Lines of data

···

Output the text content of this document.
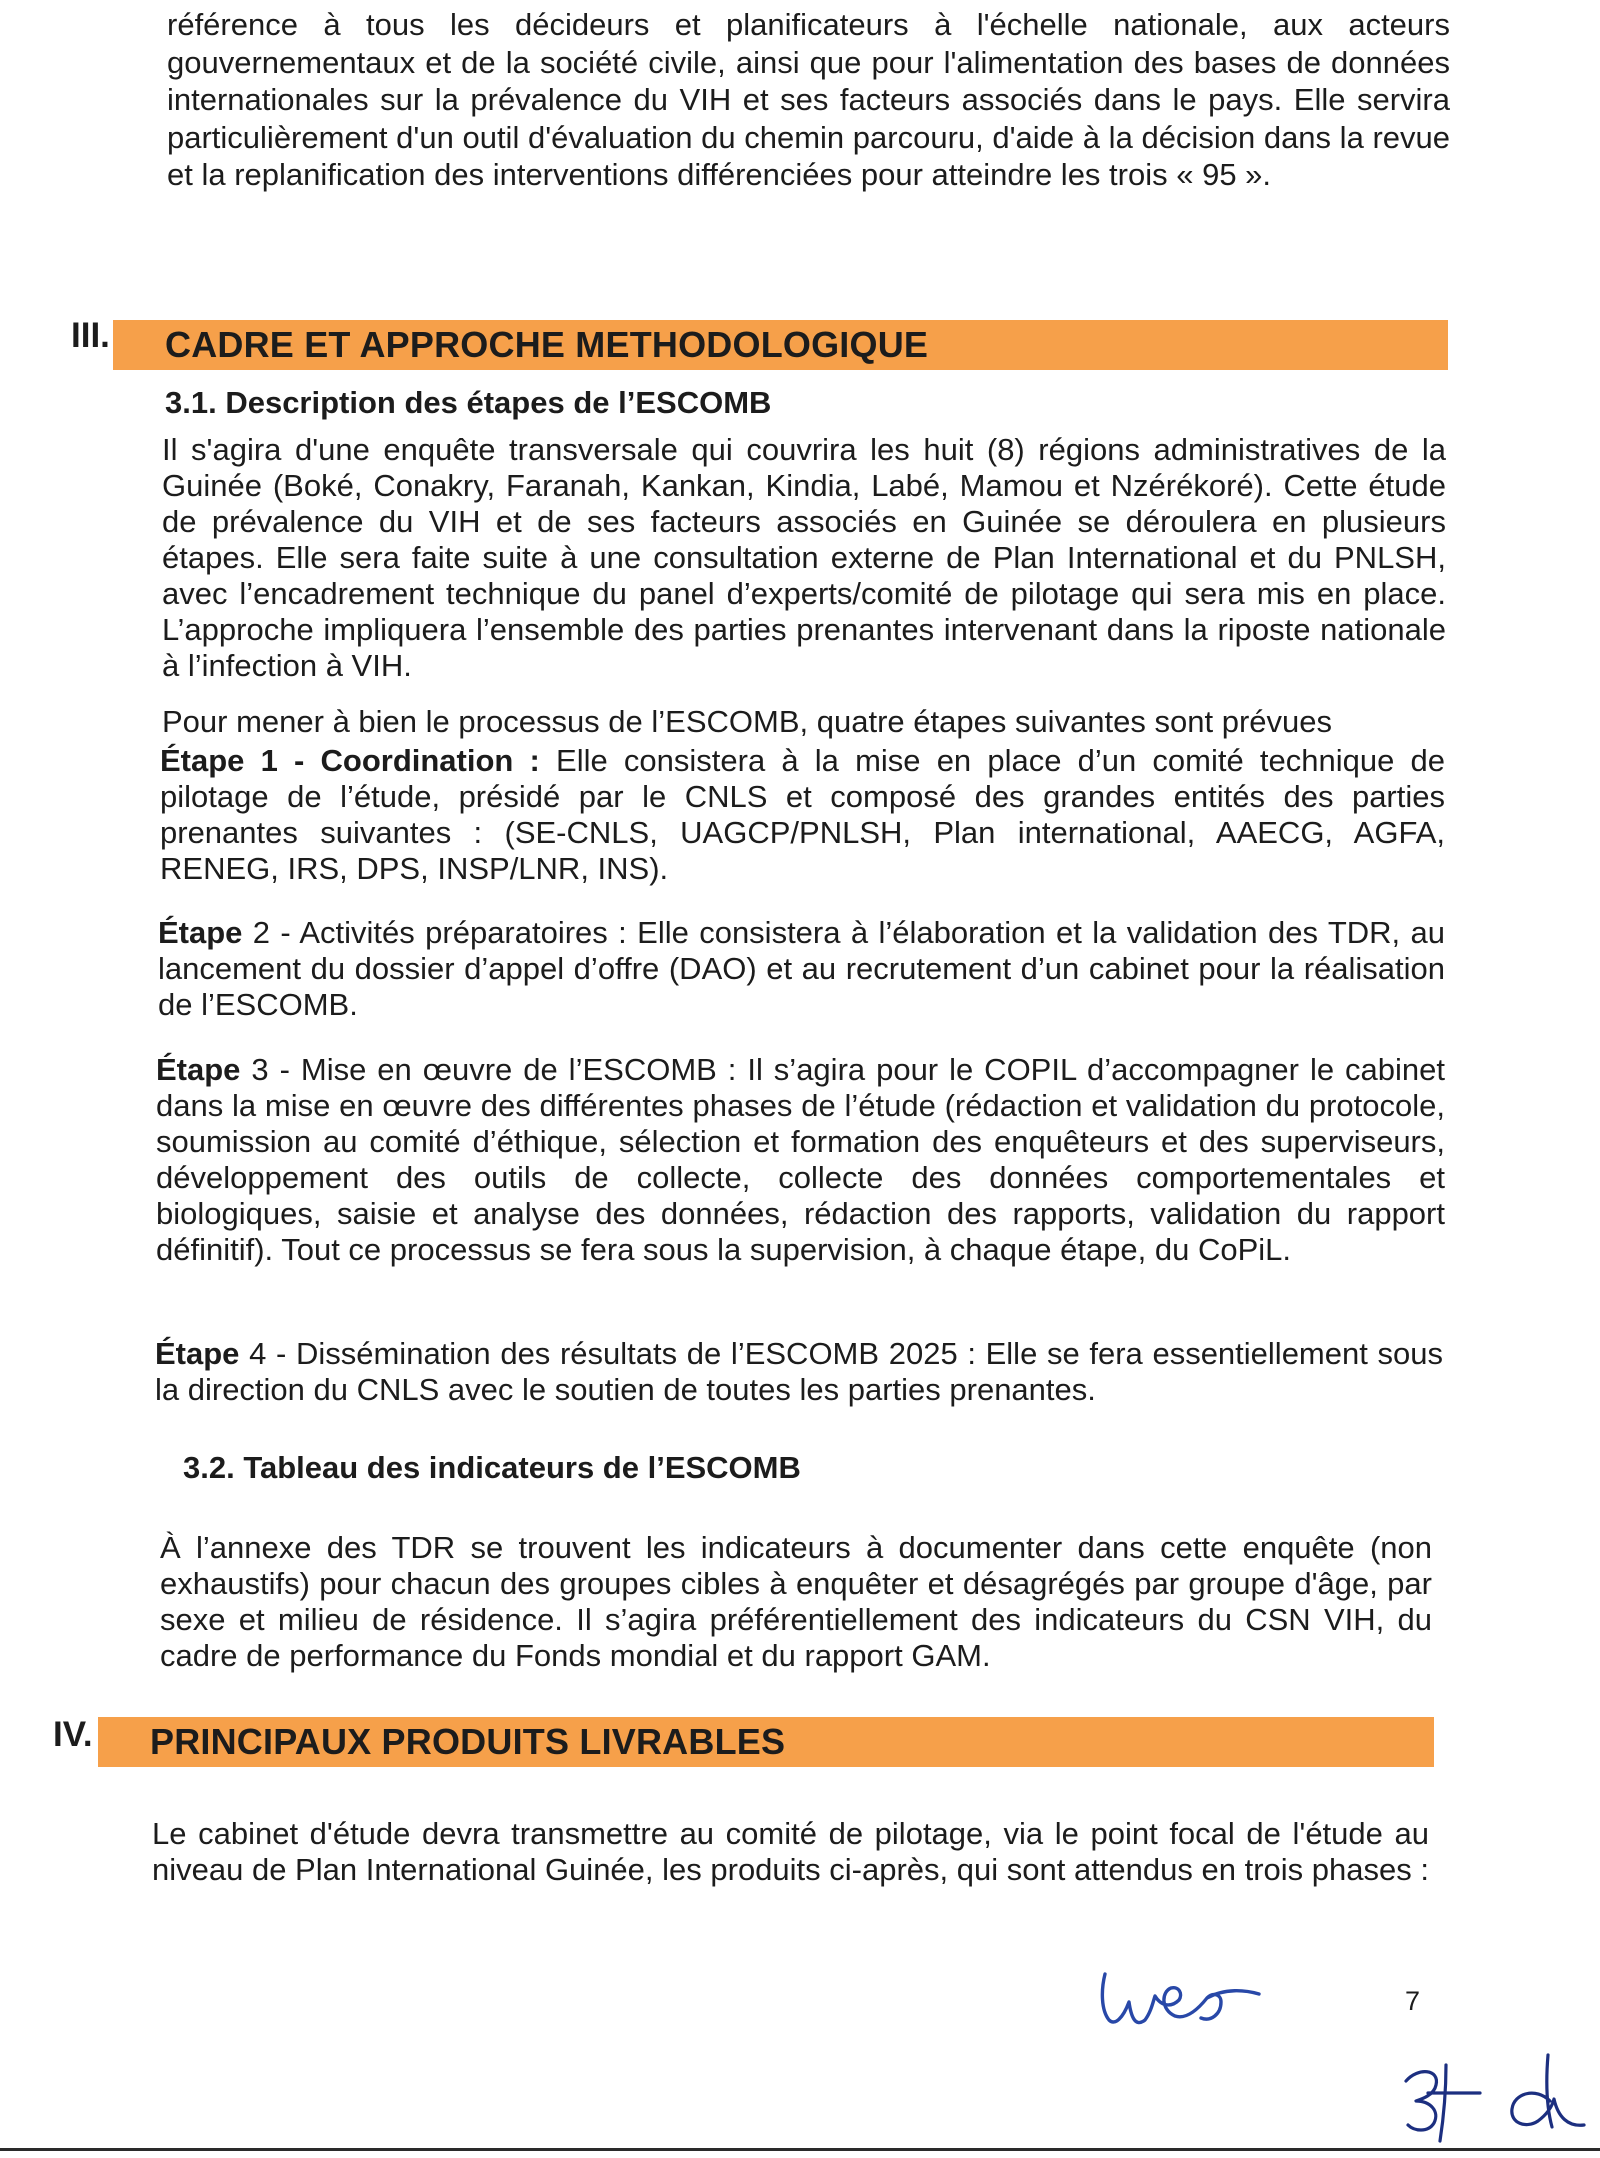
référence à tous les décideurs et planificateurs à l'échelle nationale, aux acteurs gouvernementaux et de la société civile, ainsi que pour l'alimentation des bases de données internationales sur la prévalence du VIH et ses facteurs associés dans le pays. Elle servira particulièrement d'un outil d'évaluation du chemin parcouru, d'aide à la décision dans la revue et la replanification des interventions différenciées pour atteindre les trois « 95 ».

III. CADRE ET APPROCHE METHODOLOGIQUE

3.1. Description des étapes de l’ESCOMB

Il s'agira d'une enquête transversale qui couvrira les huit (8) régions administratives de la Guinée (Boké, Conakry, Faranah, Kankan, Kindia, Labé, Mamou et Nzérékoré). Cette étude de prévalence du VIH et de ses facteurs associés en Guinée se déroulera en plusieurs étapes. Elle sera faite suite à une consultation externe de Plan International et du PNLSH, avec l’encadrement technique du panel d’experts/comité de pilotage qui sera mis en place. L’approche impliquera l’ensemble des parties prenantes intervenant dans la riposte nationale à l’infection à VIH.

Pour mener à bien le processus de l’ESCOMB, quatre étapes suivantes sont prévues

Étape 1 - Coordination : Elle consistera à la mise en place d’un comité technique de pilotage de l’étude, présidé par le CNLS et composé des grandes entités des parties prenantes suivantes : (SE-CNLS, UAGCP/PNLSH, Plan international, AAECG, AGFA, RENEG, IRS, DPS, INSP/LNR, INS).

Étape 2 - Activités préparatoires : Elle consistera à l’élaboration et la validation des TDR, au lancement du dossier d’appel d’offre (DAO) et au recrutement d’un cabinet pour la réalisation de l’ESCOMB.

Étape 3 - Mise en œuvre de l’ESCOMB : Il s’agira pour le COPIL d’accompagner le cabinet dans la mise en œuvre des différentes phases de l’étude (rédaction et validation du protocole, soumission au comité d’éthique, sélection et formation des enquêteurs et des superviseurs, développement des outils de collecte, collecte des données comportementales et biologiques, saisie et analyse des données, rédaction des rapports, validation du rapport définitif). Tout ce processus se fera sous la supervision, à chaque étape, du CoPiL.

Étape 4 - Dissémination des résultats de l’ESCOMB 2025 : Elle se fera essentiellement sous la direction du CNLS avec le soutien de toutes les parties prenantes.

3.2. Tableau des indicateurs de l’ESCOMB

À l’annexe des TDR se trouvent les indicateurs à documenter dans cette enquête (non exhaustifs) pour chacun des groupes cibles à enquêter et désagrégés par groupe d'âge, par sexe et milieu de résidence. Il s’agira préférentiellement des indicateurs du CSN VIH, du cadre de performance du Fonds mondial et du rapport GAM.

IV. PRINCIPAUX PRODUITS LIVRABLES

Le cabinet d'étude devra transmettre au comité de pilotage, via le point focal de l'étude au niveau de Plan International Guinée, les produits ci-après, qui sont attendus en trois phases :

7
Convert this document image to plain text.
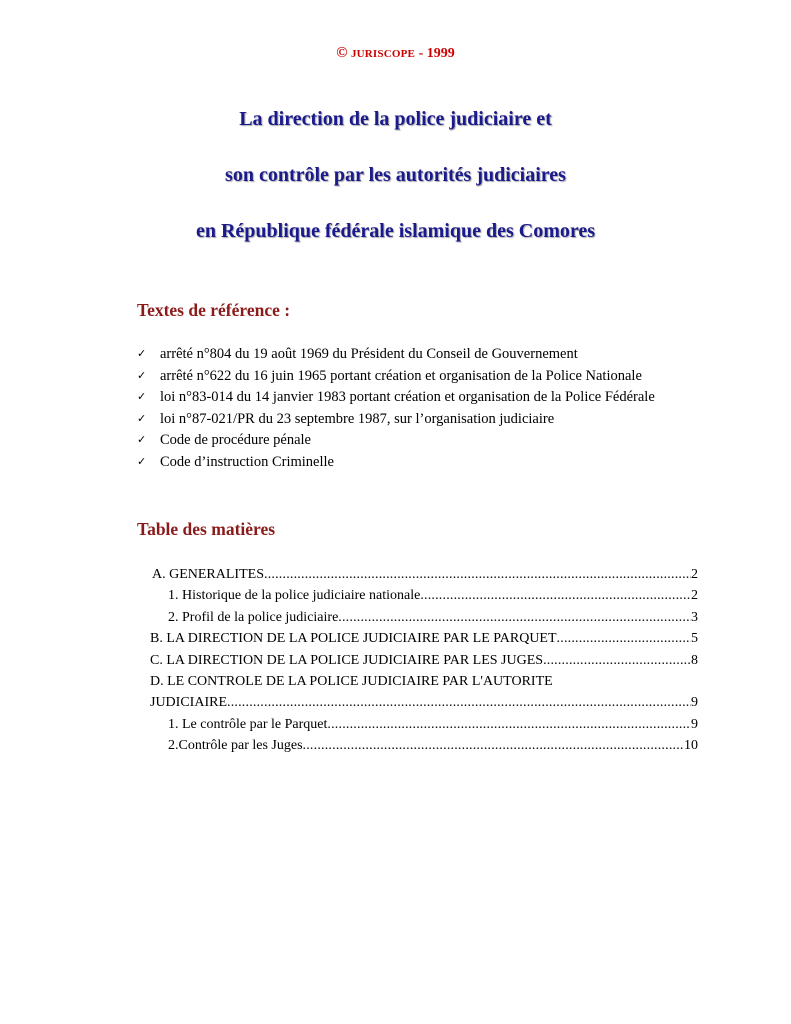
© JURISCOPE - 1999
La direction de la police judiciaire et
son contrôle par les autorités judiciaires
en République fédérale islamique des Comores
Textes de référence :
✓ arrêté n°804 du 19 août 1969 du Président du Conseil de Gouvernement
✓ arrêté n°622 du 16 juin 1965 portant création et organisation de la Police Nationale
✓ loi n°83-014 du 14 janvier 1983 portant création et organisation de la Police Fédérale
✓ loi n°87-021/PR du 23 septembre 1987, sur l’organisation judiciaire
✓ Code de procédure pénale
✓ Code d’instruction Criminelle
Table des matières
A. GENERALITES .....	2
1. Historique de la police judiciaire nationale .....	2
2. Profil de la police judiciaire .....	3
B. LA DIRECTION DE LA POLICE JUDICIAIRE PAR LE PARQUET .....	5
C. LA DIRECTION DE LA POLICE JUDICIAIRE PAR LES JUGES .....	8
D. LE CONTROLE DE LA POLICE JUDICIAIRE PAR L'AUTORITE
JUDICIAIRE .....	9
1. Le contrôle par le Parquet .....	9
2.Contrôle par les Juges .....	10
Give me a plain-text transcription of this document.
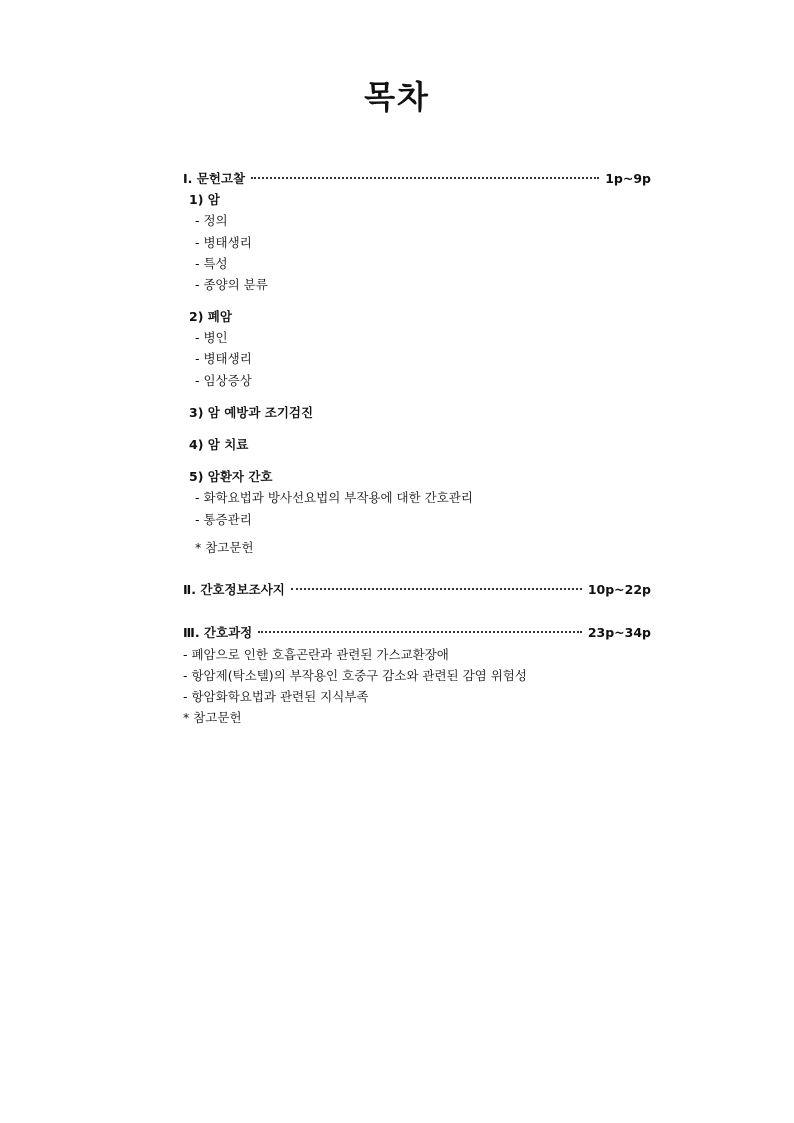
목차
Ⅰ. 문헌고찰	1p~9p
1) 암
- 정의
- 병태생리
- 특성
- 종양의 분류
2) 폐암
- 병인
- 병태생리
- 임상증상
3) 암 예방과 조기검진
4) 암 치료
5) 암환자 간호
- 화학요법과 방사선요법의 부작용에 대한 간호관리
- 통증관리
* 참고문헌
Ⅱ. 간호정보조사지	10p~22p
Ⅲ. 간호과정	23p~34p
- 폐암으로 인한 호흡곤란과 관련된 가스교환장애
- 항암제(탁소텔)의 부작용인 호중구 감소와 관련된 감염 위험성
- 항암화학요법과 관련된 지식부족
* 참고문헌
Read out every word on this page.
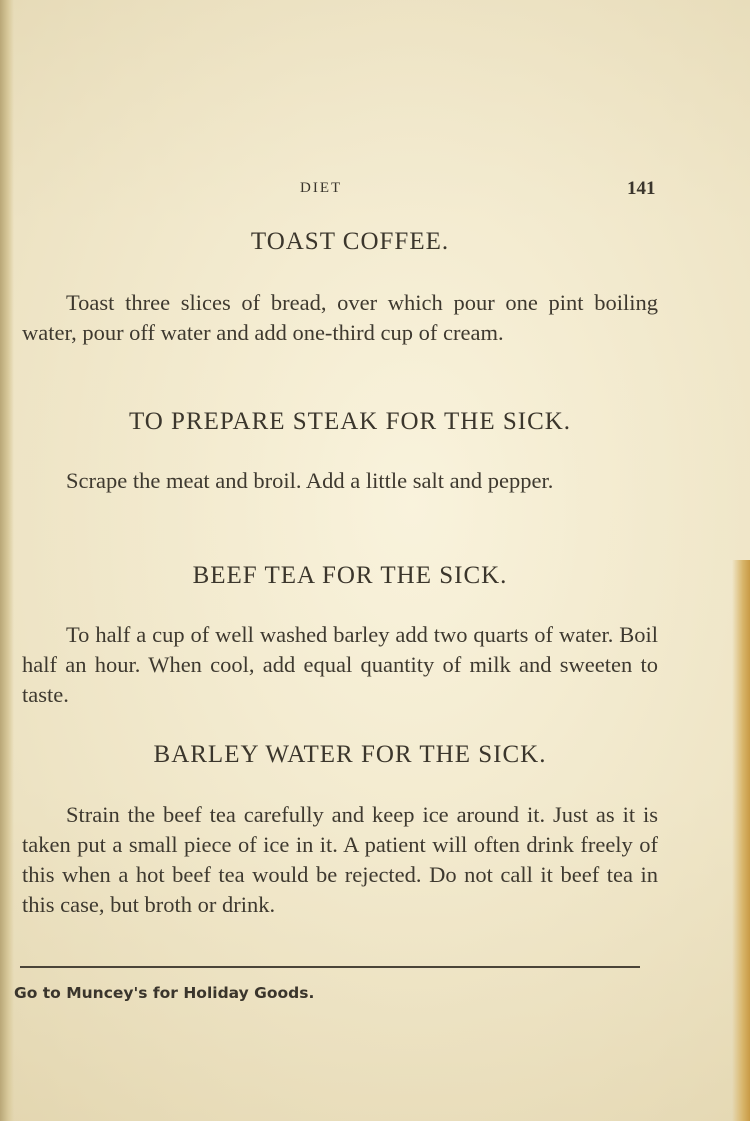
DIET	141
TOAST COFFEE.

Toast three slices of bread, over which pour one pint boiling water, pour off water and add one-third cup of cream.

TO PREPARE STEAK FOR THE SICK.

Scrape the meat and broil. Add a little salt and pepper.

BEEF TEA FOR THE SICK.

To half a cup of well washed barley add two quarts of water. Boil half an hour. When cool, add equal quantity of milk and sweeten to taste.

BARLEY WATER FOR THE SICK.

Strain the beef tea carefully and keep ice around it. Just as it is taken put a small piece of ice in it. A patient will often drink freely of this when a hot beef tea would be rejected. Do not call it beef tea in this case, but broth or drink.

Go to Muncey's for Holiday Goods.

···

WRITTEN TASK:
Without including any picture, retype the entries exactly.

ANSWER TO THE EXERCISE:
Output the text content of this document.
référence à tous les décideurs et planificateurs à l'échelle nationale, aux acteurs gouvernementaux et de la société civile, ainsi que pour l'alimentation des bases de données internationales sur la prévalence du VIH et ses facteurs associés dans le pays. Elle servira particulièrement d'un outil d'évaluation du chemin parcouru, d'aide à la décision dans la revue et la replanification des interventions différenciées pour atteindre les trois « 95 ».

III. CADRE ET APPROCHE METHODOLOGIQUE

3.1. Description des étapes de l’ESCOMB

Il s'agira d'une enquête transversale qui couvrira les huit (8) régions administratives de la Guinée (Boké, Conakry, Faranah, Kankan, Kindia, Labé, Mamou et Nzérékoré). Cette étude de prévalence du VIH et de ses facteurs associés en Guinée se déroulera en plusieurs étapes. Elle sera faite suite à une consultation externe de Plan International et du PNLSH, avec l’encadrement technique du panel d’experts/comité de pilotage qui sera mis en place. L’approche impliquera l’ensemble des parties prenantes intervenant dans la riposte nationale à l’infection à VIH.

Pour mener à bien le processus de l’ESCOMB, quatre étapes suivantes sont prévues

Étape 1 - Coordination : Elle consistera à la mise en place d’un comité technique de pilotage de l’étude, présidé par le CNLS et composé des grandes entités des parties prenantes suivantes : (SE-CNLS, UAGCP/PNLSH, Plan international, AAECG, AGFA, RENEG, IRS, DPS, INSP/LNR, INS).

Étape 2 - Activités préparatoires : Elle consistera à l’élaboration et la validation des TDR, au lancement du dossier d’appel d’offre (DAO) et au recrutement d’un cabinet pour la réalisation de l’ESCOMB.

Étape 3 - Mise en œuvre de l’ESCOMB : Il s’agira pour le COPIL d’accompagner le cabinet dans la mise en œuvre des différentes phases de l’étude (rédaction et validation du protocole, soumission au comité d’éthique, sélection et formation des enquêteurs et des superviseurs, développement des outils de collecte, collecte des données comportementales et biologiques, saisie et analyse des données, rédaction des rapports, validation du rapport définitif). Tout ce processus se fera sous la supervision, à chaque étape, du CoPiL.

Étape 4 - Dissémination des résultats de l’ESCOMB 2025 : Elle se fera essentiellement sous la direction du CNLS avec le soutien de toutes les parties prenantes.

3.2. Tableau des indicateurs de l’ESCOMB

À l’annexe des TDR se trouvent les indicateurs à documenter dans cette enquête (non exhaustifs) pour chacun des groupes cibles à enquêter et désagrégés par groupe d'âge, par sexe et milieu de résidence. Il s’agira préférentiellement des indicateurs du CSN VIH, du cadre de performance du Fonds mondial et du rapport GAM.

IV. PRINCIPAUX PRODUITS LIVRABLES

Le cabinet d'étude devra transmettre au comité de pilotage, via le point focal de l'étude au niveau de Plan International Guinée, les produits ci-après, qui sont attendus en trois phases :

7
Convert this document image to plain text.
© JURISCOPE - 1999
La direction de la police judiciaire et
son contrôle par les autorités judiciaires
en République fédérale islamique des Comores
Textes de référence :
✓ arrêté n°804 du 19 août 1969 du Président du Conseil de Gouvernement
✓ arrêté n°622 du 16 juin 1965 portant création et organisation de la Police Nationale
✓ loi n°83-014 du 14 janvier 1983 portant création et organisation de la Police Fédérale
✓ loi n°87-021/PR du 23 septembre 1987, sur l’organisation judiciaire
✓ Code de procédure pénale
✓ Code d’instruction Criminelle
Table des matières
A. GENERALITES .....	2
1. Historique de la police judiciaire nationale .....	2
2. Profil de la police judiciaire .....	3
B. LA DIRECTION DE LA POLICE JUDICIAIRE PAR LE PARQUET .....	5
C. LA DIRECTION DE LA POLICE JUDICIAIRE PAR LES JUGES .....	8
D. LE CONTROLE DE LA POLICE JUDICIAIRE PAR L'AUTORITE
JUDICIAIRE .....	9
1. Le contrôle par le Parquet .....	9
2.Contrôle par les Juges .....	10
Give me a plain-text transcription of this document.
목차
Ⅰ. 문헌고찰	1p~9p
1) 암
- 정의
- 병태생리
- 특성
- 종양의 분류
2) 폐암
- 병인
- 병태생리
- 임상증상
3) 암 예방과 조기검진
4) 암 치료
5) 암환자 간호
- 화학요법과 방사선요법의 부작용에 대한 간호관리
- 통증관리
* 참고문헌
Ⅱ. 간호정보조사지	10p~22p
Ⅲ. 간호과정	23p~34p
- 폐암으로 인한 호흡곤란과 관련된 가스교환장애
- 항암제(탁소텔)의 부작용인 호중구 감소와 관련된 감염 위험성
- 항암화학요법과 관련된 지식부족
* 참고문헌
Read out every word on this page.
DIET	141
TOAST COFFEE.

Toast three slices of bread, over which pour one pint boiling water, pour off water and add one-third cup of cream.

TO PREPARE STEAK FOR THE SICK.

Scrape the meat and broil. Add a little salt and pepper.

BEEF TEA FOR THE SICK.

To half a cup of well washed barley add two quarts of water. Boil half an hour. When cool, add equal quantity of milk and sweeten to taste.

BARLEY WATER FOR THE SICK.

Strain the beef tea carefully and keep ice around it. Just as it is taken put a small piece of ice in it. A patient will often drink freely of this when a hot beef tea would be rejected. Do not call it beef tea in this case, but broth or drink.

Go to Muncey's for Holiday Goods.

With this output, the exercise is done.